(Raw records):
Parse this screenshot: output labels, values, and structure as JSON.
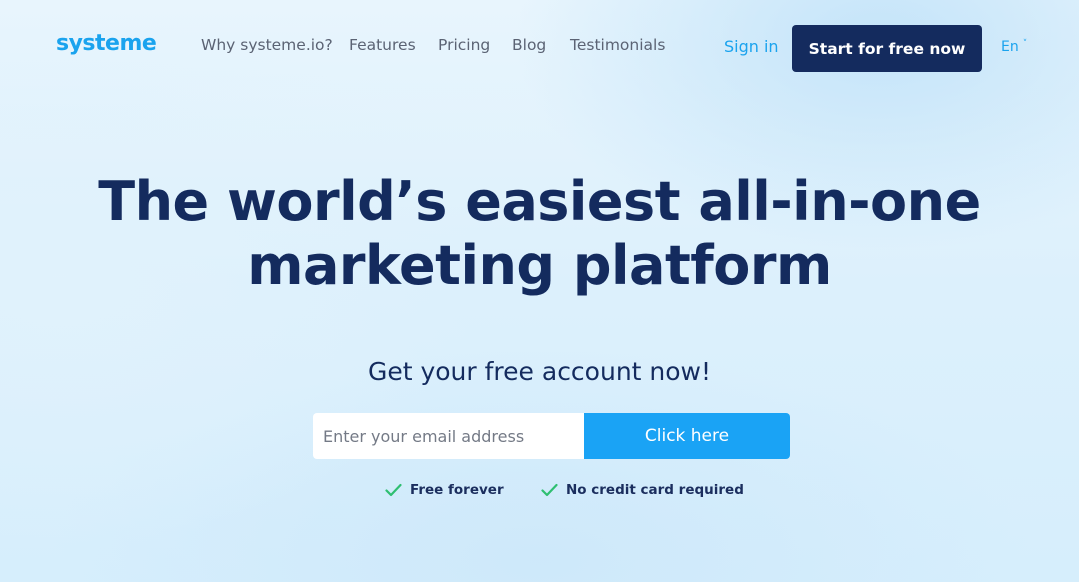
{
  "header": {
    "logo": "systeme",
    "nav": {
      "why": "Why systeme.io?",
      "features": "Features",
      "pricing": "Pricing",
      "blog": "Blog",
      "testimonials": "Testimonials"
    },
    "sign_in": "Sign in",
    "cta": "Start for free now",
    "language": "En",
    "language_icon": "chevron-down-icon"
  },
  "hero": {
    "title_line1": "The world’s easiest all-in-one",
    "title_line2": "marketing platform",
    "subtitle": "Get your free account now!"
  },
  "signup": {
    "email_placeholder": "Enter your email address",
    "email_value": "",
    "button_label": "Click here"
  },
  "perks": [
    {
      "icon": "check-icon",
      "label": "Free forever"
    },
    {
      "icon": "check-icon",
      "label": "No credit card required"
    }
  ],
  "colors": {
    "brand_blue": "#1aa3ee",
    "navy": "#142b5e",
    "button_blue": "#1aa3f5",
    "check_green": "#2fbf71"
  }
}
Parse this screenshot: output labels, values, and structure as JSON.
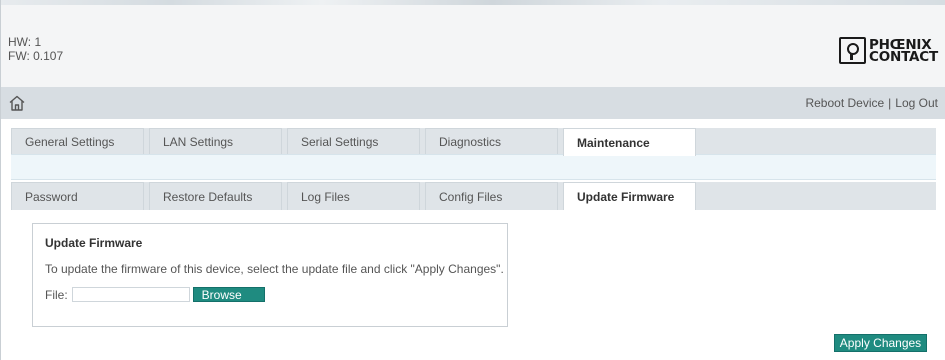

(Directive): Without the pictures, repeat the listing above exactly.

(Answer to the task):
Parse this screenshot: output labels, values, and structure as JSON.
{
  "header": {
    "logo": "systeme",
    "nav": {
      "why": "Why systeme.io?",
      "features": "Features",
      "pricing": "Pricing",
      "blog": "Blog",
      "testimonials": "Testimonials"
    },
    "sign_in": "Sign in",
    "cta": "Start for free now",
    "language": "En",
    "language_icon": "chevron-down-icon"
  },
  "hero": {
    "title_line1": "The world’s easiest all-in-one",
    "title_line2": "marketing platform",
    "subtitle": "Get your free account now!"
  },
  "signup": {
    "email_placeholder": "Enter your email address",
    "email_value": "",
    "button_label": "Click here"
  },
  "perks": [
    {
      "icon": "check-icon",
      "label": "Free forever"
    },
    {
      "icon": "check-icon",
      "label": "No credit card required"
    }
  ],
  "colors": {
    "brand_blue": "#1aa3ee",
    "navy": "#142b5e",
    "button_blue": "#1aa3f5",
    "check_green": "#2fbf71"
  }
}
Parse this screenshot: output labels, values, and structure as JSON.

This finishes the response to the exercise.